Supplied material:
┄┄┄┄┄┄

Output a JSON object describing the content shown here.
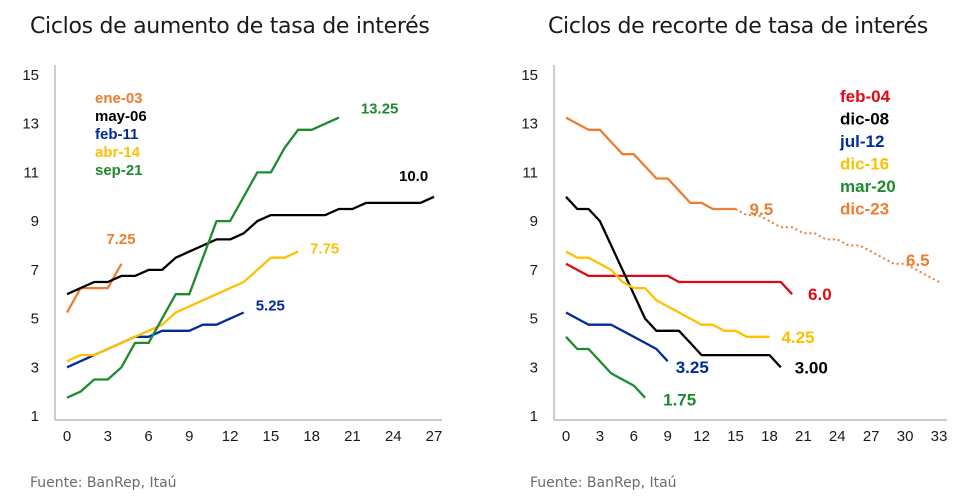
{
  "titles": {
    "left": "Ciclos de aumento de tasa de interés",
    "right": "Ciclos de recorte de tasa de interés"
  },
  "sources": {
    "left": "Fuente: BanRep,  Itaú",
    "right": "Fuente: BanRep,  Itaú"
  },
  "chart_data": [
    {
      "type": "line",
      "title": "Ciclos de aumento de tasa de interés",
      "xlim": [
        0,
        27
      ],
      "ylim": [
        1,
        15
      ],
      "x_ticks": [
        "0",
        "3",
        "6",
        "9",
        "12",
        "15",
        "18",
        "21",
        "24",
        "27"
      ],
      "y_ticks": [
        "15",
        "13",
        "11",
        "9",
        "7",
        "5",
        "3",
        "1"
      ],
      "series": [
        {
          "name": "ene-03",
          "color": "#ed7d31",
          "end_label": "7.25",
          "x": [
            0,
            1,
            2,
            3,
            4
          ],
          "y": [
            5.25,
            6.25,
            6.25,
            6.25,
            7.25
          ]
        },
        {
          "name": "may-06",
          "color": "#000000",
          "end_label": "10.0",
          "x": [
            0,
            1,
            2,
            3,
            4,
            5,
            6,
            7,
            8,
            9,
            10,
            11,
            12,
            13,
            14,
            15,
            16,
            17,
            18,
            19,
            20,
            21,
            22,
            23,
            24,
            25,
            26,
            27
          ],
          "y": [
            6.0,
            6.25,
            6.5,
            6.5,
            6.75,
            6.75,
            7.0,
            7.0,
            7.5,
            7.75,
            8.0,
            8.25,
            8.25,
            8.5,
            9.0,
            9.25,
            9.25,
            9.25,
            9.25,
            9.25,
            9.5,
            9.5,
            9.75,
            9.75,
            9.75,
            9.75,
            9.75,
            10.0
          ]
        },
        {
          "name": "feb-11",
          "color": "#002b9a",
          "end_label": "5.25",
          "x": [
            0,
            1,
            2,
            3,
            4,
            5,
            6,
            7,
            8,
            9,
            10,
            11,
            12,
            13
          ],
          "y": [
            3.0,
            3.25,
            3.5,
            3.75,
            4.0,
            4.25,
            4.25,
            4.5,
            4.5,
            4.5,
            4.75,
            4.75,
            5.0,
            5.25
          ]
        },
        {
          "name": "abr-14",
          "color": "#ffc000",
          "end_label": "7.75",
          "x": [
            0,
            1,
            2,
            3,
            4,
            5,
            6,
            7,
            8,
            9,
            10,
            11,
            12,
            13,
            14,
            15,
            16,
            17
          ],
          "y": [
            3.25,
            3.5,
            3.5,
            3.75,
            4.0,
            4.25,
            4.5,
            4.75,
            5.25,
            5.5,
            5.75,
            6.0,
            6.25,
            6.5,
            7.0,
            7.5,
            7.5,
            7.75
          ]
        },
        {
          "name": "sep-21",
          "color": "#1e8a2e",
          "end_label": "13.25",
          "x": [
            0,
            1,
            2,
            3,
            4,
            5,
            6,
            7,
            8,
            9,
            10,
            11,
            12,
            13,
            14,
            15,
            16,
            17,
            18,
            19,
            20
          ],
          "y": [
            1.75,
            2.0,
            2.5,
            2.5,
            3.0,
            4.0,
            4.0,
            5.0,
            6.0,
            6.0,
            7.5,
            9.0,
            9.0,
            10.0,
            11.0,
            11.0,
            12.0,
            12.75,
            12.75,
            13.0,
            13.25
          ]
        }
      ]
    },
    {
      "type": "line",
      "title": "Ciclos de recorte de tasa de interés",
      "xlim": [
        0,
        33
      ],
      "ylim": [
        1,
        15
      ],
      "x_ticks": [
        "0",
        "3",
        "6",
        "9",
        "12",
        "15",
        "18",
        "21",
        "24",
        "27",
        "30",
        "33"
      ],
      "y_ticks": [
        "15",
        "13",
        "11",
        "9",
        "7",
        "5",
        "3",
        "1"
      ],
      "series": [
        {
          "name": "feb-04",
          "color": "#e30613",
          "end_label": "6.0",
          "x": [
            0,
            1,
            2,
            3,
            4,
            5,
            6,
            7,
            8,
            9,
            10,
            11,
            12,
            13,
            14,
            15,
            16,
            17,
            18,
            19,
            20
          ],
          "y": [
            7.25,
            7.0,
            6.75,
            6.75,
            6.75,
            6.75,
            6.75,
            6.75,
            6.75,
            6.75,
            6.5,
            6.5,
            6.5,
            6.5,
            6.5,
            6.5,
            6.5,
            6.5,
            6.5,
            6.5,
            6.0
          ]
        },
        {
          "name": "dic-08",
          "color": "#000000",
          "end_label": "3.00",
          "x": [
            0,
            1,
            2,
            3,
            4,
            5,
            6,
            7,
            8,
            9,
            10,
            11,
            12,
            13,
            14,
            15,
            16,
            17,
            18,
            19
          ],
          "y": [
            10.0,
            9.5,
            9.5,
            9.0,
            8.0,
            7.0,
            6.0,
            5.0,
            4.5,
            4.5,
            4.5,
            4.0,
            3.5,
            3.5,
            3.5,
            3.5,
            3.5,
            3.5,
            3.5,
            3.0
          ]
        },
        {
          "name": "jul-12",
          "color": "#002b9a",
          "end_label": "3.25",
          "x": [
            0,
            1,
            2,
            3,
            4,
            5,
            6,
            7,
            8,
            9
          ],
          "y": [
            5.25,
            5.0,
            4.75,
            4.75,
            4.75,
            4.5,
            4.25,
            4.0,
            3.75,
            3.25
          ]
        },
        {
          "name": "dic-16",
          "color": "#ffc000",
          "end_label": "4.25",
          "x": [
            0,
            1,
            2,
            3,
            4,
            5,
            6,
            7,
            8,
            9,
            10,
            11,
            12,
            13,
            14,
            15,
            16,
            17,
            18
          ],
          "y": [
            7.75,
            7.5,
            7.5,
            7.25,
            7.0,
            6.5,
            6.25,
            6.25,
            5.75,
            5.5,
            5.25,
            5.0,
            4.75,
            4.75,
            4.5,
            4.5,
            4.25,
            4.25,
            4.25
          ]
        },
        {
          "name": "mar-20",
          "color": "#1e8a2e",
          "end_label": "1.75",
          "x": [
            0,
            1,
            2,
            3,
            4,
            5,
            6,
            7
          ],
          "y": [
            4.25,
            3.75,
            3.75,
            3.25,
            2.75,
            2.5,
            2.25,
            1.75
          ]
        },
        {
          "name": "dic-23",
          "color": "#ed7d31",
          "end_label": "9.5",
          "x": [
            0,
            1,
            2,
            3,
            4,
            5,
            6,
            7,
            8,
            9,
            10,
            11,
            12,
            13,
            14,
            15
          ],
          "y": [
            13.25,
            13.0,
            12.75,
            12.75,
            12.25,
            11.75,
            11.75,
            11.25,
            10.75,
            10.75,
            10.25,
            9.75,
            9.75,
            9.5,
            9.5,
            9.5
          ]
        },
        {
          "name": "dic-23",
          "color": "#ed7d31",
          "dashed": true,
          "end_label": "6.5",
          "x": [
            15,
            16,
            17,
            18,
            19,
            20,
            21,
            22,
            23,
            24,
            25,
            26,
            27,
            28,
            29,
            30,
            31,
            32,
            33
          ],
          "y": [
            9.5,
            9.25,
            9.25,
            9.0,
            8.75,
            8.75,
            8.5,
            8.5,
            8.25,
            8.25,
            8.0,
            8.0,
            7.75,
            7.5,
            7.25,
            7.25,
            7.0,
            6.75,
            6.5
          ]
        }
      ]
    }
  ]
}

┄┄┄┄┄┄

Written task: Which lines in the records above contain the string "BanRep"? Copy each one.

Answer below:
    "left": "Fuente: BanRep,  Itaú",
    "right": "Fuente: BanRep,  Itaú"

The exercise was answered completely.